-- GOAL OF THE EXERCISE --
Wherever the word "исторической" appears in a line, copy that line.

_____

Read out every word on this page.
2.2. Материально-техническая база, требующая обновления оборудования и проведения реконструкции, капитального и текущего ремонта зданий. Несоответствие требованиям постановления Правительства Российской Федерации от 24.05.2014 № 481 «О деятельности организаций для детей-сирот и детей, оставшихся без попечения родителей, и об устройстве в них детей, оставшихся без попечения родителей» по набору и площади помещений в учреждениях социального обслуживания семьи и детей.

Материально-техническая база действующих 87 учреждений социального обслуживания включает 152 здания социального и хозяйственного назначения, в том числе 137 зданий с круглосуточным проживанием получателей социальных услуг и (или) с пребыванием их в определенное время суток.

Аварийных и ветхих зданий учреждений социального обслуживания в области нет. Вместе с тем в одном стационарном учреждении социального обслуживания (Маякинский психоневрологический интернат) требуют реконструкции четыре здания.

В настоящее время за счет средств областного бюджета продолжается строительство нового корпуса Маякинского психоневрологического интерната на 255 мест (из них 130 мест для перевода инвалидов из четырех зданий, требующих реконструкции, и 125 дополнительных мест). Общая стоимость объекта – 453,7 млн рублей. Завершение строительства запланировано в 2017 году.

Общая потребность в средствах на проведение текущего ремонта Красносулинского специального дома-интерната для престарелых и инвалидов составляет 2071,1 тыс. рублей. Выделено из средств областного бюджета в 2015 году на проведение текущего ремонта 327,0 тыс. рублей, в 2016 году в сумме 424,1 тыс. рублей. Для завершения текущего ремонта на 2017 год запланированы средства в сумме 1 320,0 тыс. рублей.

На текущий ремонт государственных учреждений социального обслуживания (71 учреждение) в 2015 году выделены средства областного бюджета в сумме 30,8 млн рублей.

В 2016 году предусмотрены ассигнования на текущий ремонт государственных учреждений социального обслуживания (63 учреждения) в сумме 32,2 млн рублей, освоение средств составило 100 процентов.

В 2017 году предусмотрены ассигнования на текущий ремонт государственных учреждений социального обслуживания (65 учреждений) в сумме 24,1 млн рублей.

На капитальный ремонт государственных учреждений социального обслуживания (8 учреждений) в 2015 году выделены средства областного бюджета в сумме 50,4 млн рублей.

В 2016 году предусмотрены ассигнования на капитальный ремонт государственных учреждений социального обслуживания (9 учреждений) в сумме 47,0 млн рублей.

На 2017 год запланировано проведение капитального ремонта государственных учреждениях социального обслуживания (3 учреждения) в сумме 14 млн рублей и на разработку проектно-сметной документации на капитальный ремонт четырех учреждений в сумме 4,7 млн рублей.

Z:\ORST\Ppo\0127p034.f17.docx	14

_____

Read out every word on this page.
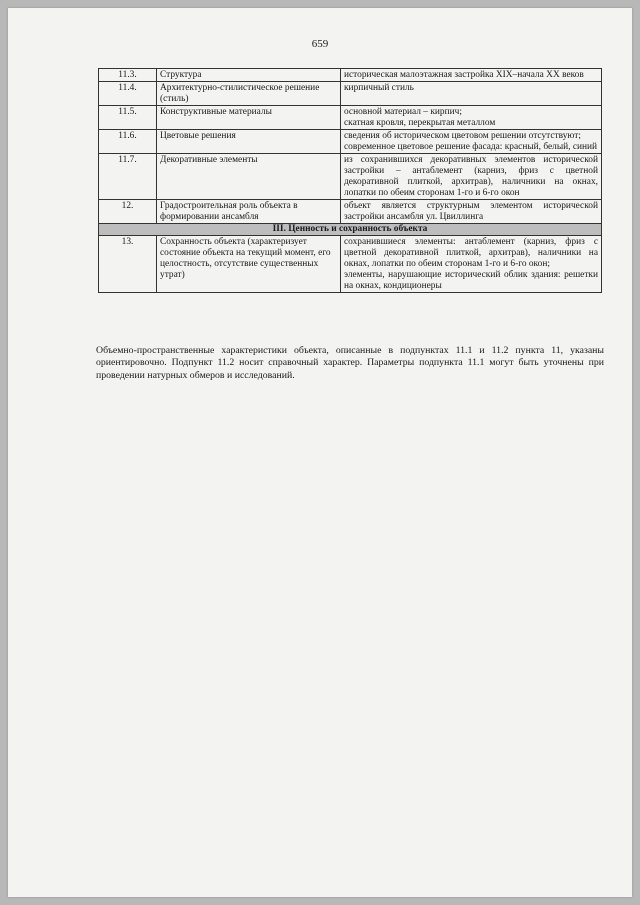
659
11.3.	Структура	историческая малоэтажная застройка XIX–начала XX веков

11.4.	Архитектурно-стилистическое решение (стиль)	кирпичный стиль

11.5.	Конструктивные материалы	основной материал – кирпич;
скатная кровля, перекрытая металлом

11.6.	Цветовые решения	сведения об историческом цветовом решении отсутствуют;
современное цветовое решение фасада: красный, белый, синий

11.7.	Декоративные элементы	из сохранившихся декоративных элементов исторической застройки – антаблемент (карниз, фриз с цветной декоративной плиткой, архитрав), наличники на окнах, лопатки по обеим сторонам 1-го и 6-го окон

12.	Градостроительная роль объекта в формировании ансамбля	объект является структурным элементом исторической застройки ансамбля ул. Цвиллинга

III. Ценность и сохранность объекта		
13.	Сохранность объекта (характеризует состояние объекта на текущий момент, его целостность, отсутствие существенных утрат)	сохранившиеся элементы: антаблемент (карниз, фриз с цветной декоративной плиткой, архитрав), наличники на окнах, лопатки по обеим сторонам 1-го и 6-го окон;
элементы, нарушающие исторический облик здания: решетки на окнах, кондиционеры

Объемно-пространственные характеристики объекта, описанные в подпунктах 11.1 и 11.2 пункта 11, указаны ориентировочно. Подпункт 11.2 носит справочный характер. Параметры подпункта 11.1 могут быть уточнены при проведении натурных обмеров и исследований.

_____

-- THE SOLUTION --
11.7.	Декоративные элементы	из сохранившихся декоративных элементов исторической застройки – антаблемент (карниз, фриз с цветной декоративной плиткой, архитрав), наличники на окнах, лопатки по обеим сторонам 1-го и 6-го окон
12.	Градостроительная роль объекта в формировании ансамбля	объект является структурным элементом исторической застройки ансамбля ул. Цвиллинга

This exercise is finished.